╭─ Texto de origen

Ocurre siempre a fin del año, y más en este fatídico 2020: los ojos y los deseos se proyectan hacia el futuro, esperando que la consumación de este ciclo temporal sea también el inicio de una nueva era. Como si la magia de doce campanadas sirviera para barrer la amargura, los dolores familiares y el desconcierto de un año tan traumático… Yo, sin embargo, no quiero hablar de ilusiones en ciernes, sino de las esperanzas que brotan del presente, tan reales y tan invisibles. Quiero mirar hacia atrás, porque no todas las sorpresas de este año han sido negativas.

Pese a la dolorosa falta de contactos, durante los últimos meses nos hemos dado cuenta de que nos necesitamos más que nunca. No es solo la evidencia de nuestra fragilidad como especie y de que no lo podemos todo: es que tenemos que protegernos los unos a los otros, respetar normas por el bien de todos, cuidarnos hasta en la distancia. Ese cuidado también es económico: ahora toca salvar a los más débiles. Por una vez nos hemos atrevido (los Estados se han atrevido) a ir más allá de las leyes neoliberales, las que sentencian que "el pobre lo es porque quiere y porque no se esfuerza"; ellos, los empobrecidos, serán pese a todo los que más sufran los rugidos del mercado, pero sabemos ya que un hilo tan sutil como resistente vincula nuestra suerte. Es hora de compartir la riqueza si no queremos sufrir una catástrofe aún mayor que la pandemia.

╰─
╭─ Entradas proporcionadas

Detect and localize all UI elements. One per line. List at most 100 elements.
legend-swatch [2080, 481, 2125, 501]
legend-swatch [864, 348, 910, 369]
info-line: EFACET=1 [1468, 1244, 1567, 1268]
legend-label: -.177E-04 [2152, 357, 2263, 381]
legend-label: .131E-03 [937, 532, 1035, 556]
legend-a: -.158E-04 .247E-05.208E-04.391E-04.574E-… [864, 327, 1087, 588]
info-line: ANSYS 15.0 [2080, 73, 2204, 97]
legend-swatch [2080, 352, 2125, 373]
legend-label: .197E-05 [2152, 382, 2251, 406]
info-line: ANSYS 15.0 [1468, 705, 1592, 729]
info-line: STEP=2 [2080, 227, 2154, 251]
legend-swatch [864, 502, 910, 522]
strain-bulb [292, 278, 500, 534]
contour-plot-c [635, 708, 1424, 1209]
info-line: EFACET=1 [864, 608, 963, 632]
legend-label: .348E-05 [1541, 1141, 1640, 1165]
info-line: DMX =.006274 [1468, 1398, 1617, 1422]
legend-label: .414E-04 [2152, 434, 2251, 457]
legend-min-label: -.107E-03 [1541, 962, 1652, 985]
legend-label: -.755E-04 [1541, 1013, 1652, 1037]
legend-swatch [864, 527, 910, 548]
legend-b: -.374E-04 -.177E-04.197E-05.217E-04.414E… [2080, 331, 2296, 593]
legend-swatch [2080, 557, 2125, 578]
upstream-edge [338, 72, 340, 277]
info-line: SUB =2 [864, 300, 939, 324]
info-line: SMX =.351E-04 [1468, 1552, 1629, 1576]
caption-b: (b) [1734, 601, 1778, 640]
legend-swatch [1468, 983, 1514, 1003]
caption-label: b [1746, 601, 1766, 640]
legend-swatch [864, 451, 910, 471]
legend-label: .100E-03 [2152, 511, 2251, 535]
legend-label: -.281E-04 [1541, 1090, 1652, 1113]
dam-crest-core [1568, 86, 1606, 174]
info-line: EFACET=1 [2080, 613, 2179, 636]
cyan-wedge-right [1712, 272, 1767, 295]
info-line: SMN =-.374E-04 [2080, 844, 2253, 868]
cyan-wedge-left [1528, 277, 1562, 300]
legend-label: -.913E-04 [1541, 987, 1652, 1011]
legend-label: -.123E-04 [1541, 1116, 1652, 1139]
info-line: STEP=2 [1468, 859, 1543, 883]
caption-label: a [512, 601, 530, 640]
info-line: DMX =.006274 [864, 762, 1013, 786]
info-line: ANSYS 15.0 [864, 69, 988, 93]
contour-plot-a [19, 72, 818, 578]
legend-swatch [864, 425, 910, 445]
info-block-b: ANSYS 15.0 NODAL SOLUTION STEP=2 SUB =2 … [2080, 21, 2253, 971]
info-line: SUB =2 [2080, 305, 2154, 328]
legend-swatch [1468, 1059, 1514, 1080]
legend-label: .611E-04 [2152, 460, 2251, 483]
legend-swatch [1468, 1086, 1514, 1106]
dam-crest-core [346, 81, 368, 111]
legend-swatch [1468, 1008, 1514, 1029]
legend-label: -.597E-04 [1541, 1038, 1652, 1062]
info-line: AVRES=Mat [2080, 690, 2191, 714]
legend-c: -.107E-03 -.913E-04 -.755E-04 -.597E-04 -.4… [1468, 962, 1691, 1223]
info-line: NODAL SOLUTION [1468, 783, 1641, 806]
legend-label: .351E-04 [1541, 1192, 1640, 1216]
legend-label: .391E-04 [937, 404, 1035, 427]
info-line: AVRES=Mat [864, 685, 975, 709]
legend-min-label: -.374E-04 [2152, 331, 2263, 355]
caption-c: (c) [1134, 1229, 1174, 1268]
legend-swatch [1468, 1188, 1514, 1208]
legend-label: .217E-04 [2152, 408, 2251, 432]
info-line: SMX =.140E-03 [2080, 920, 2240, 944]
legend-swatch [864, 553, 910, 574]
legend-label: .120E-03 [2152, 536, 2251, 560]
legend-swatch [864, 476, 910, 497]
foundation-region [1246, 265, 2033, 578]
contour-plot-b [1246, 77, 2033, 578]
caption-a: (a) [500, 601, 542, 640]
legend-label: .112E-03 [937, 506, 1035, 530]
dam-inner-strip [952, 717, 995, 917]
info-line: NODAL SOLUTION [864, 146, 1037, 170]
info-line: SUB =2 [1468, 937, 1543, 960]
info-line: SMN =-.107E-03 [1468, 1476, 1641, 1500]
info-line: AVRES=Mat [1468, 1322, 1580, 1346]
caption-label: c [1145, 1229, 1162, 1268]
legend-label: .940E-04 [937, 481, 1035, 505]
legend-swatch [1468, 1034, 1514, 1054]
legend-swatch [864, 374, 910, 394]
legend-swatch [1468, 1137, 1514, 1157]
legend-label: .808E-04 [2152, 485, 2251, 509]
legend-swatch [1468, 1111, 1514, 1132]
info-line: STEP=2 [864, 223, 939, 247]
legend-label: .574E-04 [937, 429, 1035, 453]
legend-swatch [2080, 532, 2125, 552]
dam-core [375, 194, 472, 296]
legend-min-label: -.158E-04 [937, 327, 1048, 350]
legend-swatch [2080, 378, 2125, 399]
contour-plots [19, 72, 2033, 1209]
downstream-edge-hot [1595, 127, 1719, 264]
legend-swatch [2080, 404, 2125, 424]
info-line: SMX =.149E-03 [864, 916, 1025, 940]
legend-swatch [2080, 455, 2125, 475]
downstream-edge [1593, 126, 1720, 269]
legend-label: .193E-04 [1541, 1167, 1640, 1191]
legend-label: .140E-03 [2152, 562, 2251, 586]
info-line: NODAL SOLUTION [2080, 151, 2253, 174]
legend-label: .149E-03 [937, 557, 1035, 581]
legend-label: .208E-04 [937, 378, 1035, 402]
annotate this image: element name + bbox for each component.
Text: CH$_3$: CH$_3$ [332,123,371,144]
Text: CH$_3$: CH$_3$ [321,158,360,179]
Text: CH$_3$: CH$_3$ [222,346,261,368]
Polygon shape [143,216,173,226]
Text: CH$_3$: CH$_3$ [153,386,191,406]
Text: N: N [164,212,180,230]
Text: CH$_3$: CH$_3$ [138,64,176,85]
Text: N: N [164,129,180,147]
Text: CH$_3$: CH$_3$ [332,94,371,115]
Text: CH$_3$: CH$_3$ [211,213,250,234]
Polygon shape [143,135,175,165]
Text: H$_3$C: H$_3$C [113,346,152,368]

╰─

> Explorar el material:
a - Reproduce literalmente el fragmento del texto sobre el fin de 2020 que va desde "Pese a la dolorosa" hasta "que la pandemia.", ambos incluidos.
b - Según el texto sobre el fin de 2020, ¿qué es hora de compartir para evitar una catástrofe aún mayor que la pandemia?
El material no guarda relación con el texto sobre el fin de 2020.

> Conjunto de respuestas:
a -
Pese a la dolorosa falta de contactos, durante los últimos meses nos hemos dado cuenta de que nos necesitamos más que nunca. No es solo la evidencia de nuestra fragilidad como especie y de que no lo podemos todo: es que tenemos que protegernos los unos a los otros, respetar normas por el bien de todos, cuidarnos hasta en la distancia. Ese cuidado también es económico: ahora toca salvar a los más débiles. Por una vez nos hemos atrevido (los Estados se han atrevido) a ir más allá de las leyes neoliberales, las que sentencian que "el pobre lo es porque quiere y porque no se esfuerza"; ellos, los empobrecidos, serán pese a todo los que más sufran los rugidos del mercado, pero sabemos ya que un hilo tan sutil como resistente vincula nuestra suerte. Es hora de compartir la riqueza si no queremos sufrir una catástrofe aún mayor que la pandemia.

b - La riqueza.